What is required
Rewrite the listing below as a numbered list, with one item for each line of text, skipping blank lines and leaving out the pictures.

Rows from a layout dataset:
————

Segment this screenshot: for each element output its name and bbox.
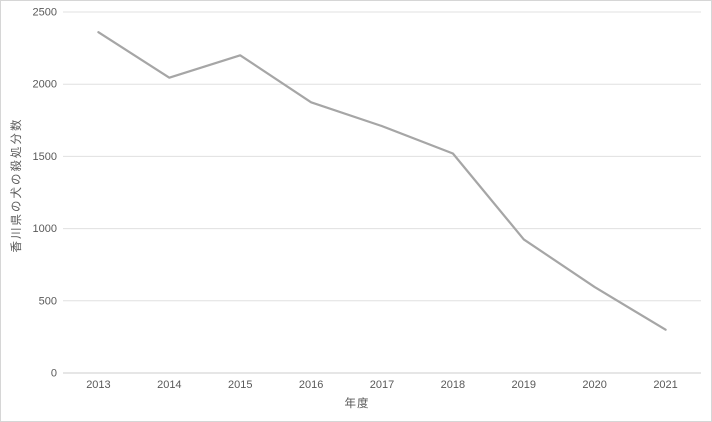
- y-tick-label: 500: [39, 295, 57, 307]
- x-tick-label: 2017: [370, 379, 394, 391]
- x-tick-label: 2013: [86, 379, 110, 391]
- x-tick-label: 2019: [512, 379, 536, 391]
- y-tick-label: 0: [51, 368, 57, 380]
- y-tick-label: 2500: [33, 7, 57, 19]
- y-tick-label: 1500: [33, 151, 57, 163]
- x-tick-label: 2016: [299, 379, 323, 391]
- x-tick-label: 2021: [653, 379, 677, 391]
- x-tick-label: 2014: [157, 379, 181, 391]
- x-axis-title: 年度: [344, 398, 370, 410]
- y-tick-label: 2000: [33, 79, 57, 91]
- data-series-line: [97, 31, 667, 331]
- y-axis-title: 香川県の犬の殺処分数: [11, 117, 23, 253]
- x-tick-label: 2020: [582, 379, 606, 391]
- x-tick-label: 2018: [441, 379, 465, 391]
- x-tick-label: 2015: [228, 379, 252, 391]
- y-tick-label: 1000: [33, 223, 57, 235]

————

Answer to this task
1. Segment this screenshot: for each element output its name and bbox.
2. - y-tick-label: 500: [39, 295, 57, 307]
3. - x-tick-label: 2017: [370, 379, 394, 391]
4. - x-tick-label: 2013: [86, 379, 110, 391]
5. - x-tick-label: 2019: [512, 379, 536, 391]
6. - y-tick-label: 0: [51, 368, 57, 380]
7. - y-tick-label: 2500: [33, 7, 57, 19]
8. - y-tick-label: 1500: [33, 151, 57, 163]
9. - x-tick-label: 2016: [299, 379, 323, 391]
10. - x-tick-label: 2021: [653, 379, 677, 391]
11. - x-tick-label: 2014: [157, 379, 181, 391]
12. - x-axis-title: 年度: [344, 398, 370, 410]
13. - y-tick-label: 2000: [33, 79, 57, 91]
14. - data-series-line: [97, 31, 667, 331]
15. - y-axis-title: 香川県の犬の殺処分数: [11, 117, 23, 253]
16. - x-tick-label: 2020: [582, 379, 606, 391]
17. - x-tick-label: 2018: [441, 379, 465, 391]
18. - x-tick-label: 2015: [228, 379, 252, 391]
19. - y-tick-label: 1000: [33, 223, 57, 235]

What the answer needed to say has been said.